EXERCISE:
Gather all lines from the material that contain "выборки".

SUPPLIED DATA:
= = = = = = =
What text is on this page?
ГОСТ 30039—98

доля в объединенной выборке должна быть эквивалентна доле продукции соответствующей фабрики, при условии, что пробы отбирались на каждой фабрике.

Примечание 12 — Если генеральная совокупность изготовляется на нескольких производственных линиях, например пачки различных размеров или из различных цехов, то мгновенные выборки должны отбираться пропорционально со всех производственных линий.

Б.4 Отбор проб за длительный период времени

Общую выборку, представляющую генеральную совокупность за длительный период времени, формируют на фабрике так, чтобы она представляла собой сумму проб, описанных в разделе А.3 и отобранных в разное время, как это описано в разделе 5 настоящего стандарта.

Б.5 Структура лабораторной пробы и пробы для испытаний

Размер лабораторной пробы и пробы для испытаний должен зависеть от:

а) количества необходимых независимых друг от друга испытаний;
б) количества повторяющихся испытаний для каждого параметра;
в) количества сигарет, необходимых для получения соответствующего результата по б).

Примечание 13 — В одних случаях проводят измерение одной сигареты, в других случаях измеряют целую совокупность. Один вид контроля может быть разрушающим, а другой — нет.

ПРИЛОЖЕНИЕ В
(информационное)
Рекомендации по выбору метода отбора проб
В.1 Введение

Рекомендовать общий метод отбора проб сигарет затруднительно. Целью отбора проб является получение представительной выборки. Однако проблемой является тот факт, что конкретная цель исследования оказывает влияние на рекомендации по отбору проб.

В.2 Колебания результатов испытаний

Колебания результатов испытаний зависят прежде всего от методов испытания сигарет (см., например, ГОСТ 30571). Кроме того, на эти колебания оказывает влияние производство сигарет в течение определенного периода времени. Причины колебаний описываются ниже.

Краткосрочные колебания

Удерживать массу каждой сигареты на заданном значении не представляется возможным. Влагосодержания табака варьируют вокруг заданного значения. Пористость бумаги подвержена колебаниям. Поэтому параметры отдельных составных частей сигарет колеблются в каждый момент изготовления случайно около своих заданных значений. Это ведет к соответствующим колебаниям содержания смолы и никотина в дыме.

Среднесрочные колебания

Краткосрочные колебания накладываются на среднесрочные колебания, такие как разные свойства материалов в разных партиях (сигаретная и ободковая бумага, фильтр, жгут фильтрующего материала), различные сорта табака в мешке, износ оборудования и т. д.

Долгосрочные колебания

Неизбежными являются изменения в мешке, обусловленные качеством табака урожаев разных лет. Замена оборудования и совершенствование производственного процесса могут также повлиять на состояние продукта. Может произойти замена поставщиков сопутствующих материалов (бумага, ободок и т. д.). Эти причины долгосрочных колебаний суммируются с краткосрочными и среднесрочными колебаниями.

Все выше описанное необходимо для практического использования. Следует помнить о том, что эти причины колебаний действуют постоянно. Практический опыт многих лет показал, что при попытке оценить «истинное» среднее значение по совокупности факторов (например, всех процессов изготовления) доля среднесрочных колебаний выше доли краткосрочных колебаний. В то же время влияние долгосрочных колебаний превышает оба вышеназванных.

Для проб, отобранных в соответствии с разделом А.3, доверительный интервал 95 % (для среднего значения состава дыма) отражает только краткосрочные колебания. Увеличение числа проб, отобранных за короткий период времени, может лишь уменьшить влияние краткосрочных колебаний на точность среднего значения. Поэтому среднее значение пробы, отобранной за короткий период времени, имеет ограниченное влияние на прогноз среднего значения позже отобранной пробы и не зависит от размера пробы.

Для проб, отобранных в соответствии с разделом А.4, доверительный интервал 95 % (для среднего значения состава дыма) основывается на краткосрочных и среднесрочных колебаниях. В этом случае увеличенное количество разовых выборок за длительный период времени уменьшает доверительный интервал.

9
= = = = = = =
WRITTEN SOLUTION:
Примечание 12 — Если генеральная совокупность изготовляется на нескольких производственных линиях, например пачки различных размеров или из различных цехов, то мгновенные выборки должны отбираться пропорционально со всех производственных линий.
Рекомендовать общий метод отбора проб сигарет затруднительно. Целью отбора проб является получение представительной выборки. Однако проблемой является тот факт, что конкретная цель исследования оказывает влияние на рекомендации по отбору проб.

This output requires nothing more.